# [Your task]
Determine how many lines include the word "level", then give that number and nothing more.

# [Listing]
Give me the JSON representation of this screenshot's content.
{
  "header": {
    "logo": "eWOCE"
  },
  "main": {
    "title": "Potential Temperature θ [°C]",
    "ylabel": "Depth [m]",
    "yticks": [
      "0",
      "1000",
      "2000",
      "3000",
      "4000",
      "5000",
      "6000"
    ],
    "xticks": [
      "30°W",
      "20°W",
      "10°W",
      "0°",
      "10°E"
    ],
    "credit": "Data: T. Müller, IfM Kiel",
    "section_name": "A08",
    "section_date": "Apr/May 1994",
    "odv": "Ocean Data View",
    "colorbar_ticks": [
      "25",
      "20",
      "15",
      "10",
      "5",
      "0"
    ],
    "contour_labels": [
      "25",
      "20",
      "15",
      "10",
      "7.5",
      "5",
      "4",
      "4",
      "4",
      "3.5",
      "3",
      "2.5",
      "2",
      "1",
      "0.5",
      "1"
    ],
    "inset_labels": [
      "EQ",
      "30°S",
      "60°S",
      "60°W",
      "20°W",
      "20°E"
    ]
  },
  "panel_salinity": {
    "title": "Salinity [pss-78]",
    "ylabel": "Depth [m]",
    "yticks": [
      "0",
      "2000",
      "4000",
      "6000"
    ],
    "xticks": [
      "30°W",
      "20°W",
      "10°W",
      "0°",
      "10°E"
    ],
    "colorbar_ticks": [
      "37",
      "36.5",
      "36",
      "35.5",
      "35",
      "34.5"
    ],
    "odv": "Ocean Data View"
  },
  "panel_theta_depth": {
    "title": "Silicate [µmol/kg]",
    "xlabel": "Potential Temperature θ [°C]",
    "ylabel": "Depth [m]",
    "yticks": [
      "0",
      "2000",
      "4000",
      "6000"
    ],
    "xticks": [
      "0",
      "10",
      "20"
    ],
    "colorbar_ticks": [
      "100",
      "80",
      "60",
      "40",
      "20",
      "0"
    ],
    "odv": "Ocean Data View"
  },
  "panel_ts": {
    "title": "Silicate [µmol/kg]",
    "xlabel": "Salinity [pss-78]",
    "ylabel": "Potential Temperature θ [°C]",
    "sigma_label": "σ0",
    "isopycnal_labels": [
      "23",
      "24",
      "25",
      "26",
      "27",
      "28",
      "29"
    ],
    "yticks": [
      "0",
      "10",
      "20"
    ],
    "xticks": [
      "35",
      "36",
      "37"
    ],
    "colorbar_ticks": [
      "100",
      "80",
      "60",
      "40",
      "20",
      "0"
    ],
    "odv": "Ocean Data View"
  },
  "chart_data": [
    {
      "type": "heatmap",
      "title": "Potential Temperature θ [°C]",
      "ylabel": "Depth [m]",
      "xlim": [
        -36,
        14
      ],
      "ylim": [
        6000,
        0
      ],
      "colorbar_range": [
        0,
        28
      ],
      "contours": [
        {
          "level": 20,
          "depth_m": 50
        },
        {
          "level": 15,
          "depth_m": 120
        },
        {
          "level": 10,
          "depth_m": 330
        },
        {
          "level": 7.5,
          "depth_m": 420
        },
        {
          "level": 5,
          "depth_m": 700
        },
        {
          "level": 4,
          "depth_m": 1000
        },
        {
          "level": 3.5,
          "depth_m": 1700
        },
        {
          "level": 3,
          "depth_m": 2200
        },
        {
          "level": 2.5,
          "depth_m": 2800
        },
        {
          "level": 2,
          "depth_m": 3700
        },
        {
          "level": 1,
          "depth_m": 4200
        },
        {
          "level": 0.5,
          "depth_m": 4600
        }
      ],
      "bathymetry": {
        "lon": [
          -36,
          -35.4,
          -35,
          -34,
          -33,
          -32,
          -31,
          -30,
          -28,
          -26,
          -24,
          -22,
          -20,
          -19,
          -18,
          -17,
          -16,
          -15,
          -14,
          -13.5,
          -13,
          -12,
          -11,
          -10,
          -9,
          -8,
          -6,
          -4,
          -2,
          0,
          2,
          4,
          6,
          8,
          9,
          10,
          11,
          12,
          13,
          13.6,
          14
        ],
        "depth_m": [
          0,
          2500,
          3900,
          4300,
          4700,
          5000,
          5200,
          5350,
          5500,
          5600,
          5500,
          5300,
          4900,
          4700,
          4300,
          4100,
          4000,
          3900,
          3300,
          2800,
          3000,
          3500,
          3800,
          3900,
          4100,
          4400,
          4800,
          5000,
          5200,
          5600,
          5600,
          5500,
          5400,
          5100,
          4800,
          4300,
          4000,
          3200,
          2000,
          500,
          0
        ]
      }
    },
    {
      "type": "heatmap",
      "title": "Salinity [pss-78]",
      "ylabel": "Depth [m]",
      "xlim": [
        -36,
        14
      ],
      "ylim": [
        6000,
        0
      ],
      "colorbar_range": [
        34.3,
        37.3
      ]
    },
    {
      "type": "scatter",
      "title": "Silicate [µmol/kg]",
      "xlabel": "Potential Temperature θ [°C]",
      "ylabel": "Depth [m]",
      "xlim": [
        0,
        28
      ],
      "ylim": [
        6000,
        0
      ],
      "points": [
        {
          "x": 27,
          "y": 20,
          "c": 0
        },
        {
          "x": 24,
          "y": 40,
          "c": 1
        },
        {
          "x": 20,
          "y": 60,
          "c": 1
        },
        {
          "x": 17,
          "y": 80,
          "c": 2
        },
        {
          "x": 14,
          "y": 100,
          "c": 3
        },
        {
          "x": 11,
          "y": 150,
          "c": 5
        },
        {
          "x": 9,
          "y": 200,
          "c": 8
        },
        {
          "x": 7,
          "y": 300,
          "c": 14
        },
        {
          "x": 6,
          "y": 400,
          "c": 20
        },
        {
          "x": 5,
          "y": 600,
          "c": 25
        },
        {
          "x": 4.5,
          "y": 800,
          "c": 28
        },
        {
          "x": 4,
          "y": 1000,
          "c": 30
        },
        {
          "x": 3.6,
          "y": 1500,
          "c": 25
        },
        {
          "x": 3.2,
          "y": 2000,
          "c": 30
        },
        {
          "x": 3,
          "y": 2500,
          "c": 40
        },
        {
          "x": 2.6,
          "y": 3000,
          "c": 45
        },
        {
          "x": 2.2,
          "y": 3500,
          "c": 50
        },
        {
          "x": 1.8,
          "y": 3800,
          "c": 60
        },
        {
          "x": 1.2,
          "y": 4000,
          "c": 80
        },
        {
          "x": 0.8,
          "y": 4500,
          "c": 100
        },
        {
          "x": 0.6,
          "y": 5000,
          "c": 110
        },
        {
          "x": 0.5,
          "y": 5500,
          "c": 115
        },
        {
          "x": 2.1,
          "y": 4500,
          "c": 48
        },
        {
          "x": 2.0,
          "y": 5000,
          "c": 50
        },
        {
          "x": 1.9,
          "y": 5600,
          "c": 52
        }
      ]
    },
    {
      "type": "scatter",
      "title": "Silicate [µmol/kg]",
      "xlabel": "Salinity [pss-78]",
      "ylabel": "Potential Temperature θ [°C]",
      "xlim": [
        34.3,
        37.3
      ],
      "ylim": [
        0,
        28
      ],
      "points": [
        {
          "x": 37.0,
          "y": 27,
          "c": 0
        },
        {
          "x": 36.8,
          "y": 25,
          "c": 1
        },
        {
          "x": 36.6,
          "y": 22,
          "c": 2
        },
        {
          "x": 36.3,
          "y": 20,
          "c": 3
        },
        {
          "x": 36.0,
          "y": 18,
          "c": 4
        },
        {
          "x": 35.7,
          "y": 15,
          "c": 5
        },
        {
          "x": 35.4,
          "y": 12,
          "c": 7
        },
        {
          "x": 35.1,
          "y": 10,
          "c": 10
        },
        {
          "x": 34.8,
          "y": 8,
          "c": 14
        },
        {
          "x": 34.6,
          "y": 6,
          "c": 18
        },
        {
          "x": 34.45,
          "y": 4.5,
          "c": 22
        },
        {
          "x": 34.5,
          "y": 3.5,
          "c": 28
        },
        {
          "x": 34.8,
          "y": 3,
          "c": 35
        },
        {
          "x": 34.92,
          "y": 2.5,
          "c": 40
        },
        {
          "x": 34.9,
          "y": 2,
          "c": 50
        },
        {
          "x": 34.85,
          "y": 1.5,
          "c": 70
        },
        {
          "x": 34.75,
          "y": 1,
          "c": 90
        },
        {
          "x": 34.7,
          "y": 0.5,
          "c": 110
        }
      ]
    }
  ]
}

# [Output below]
12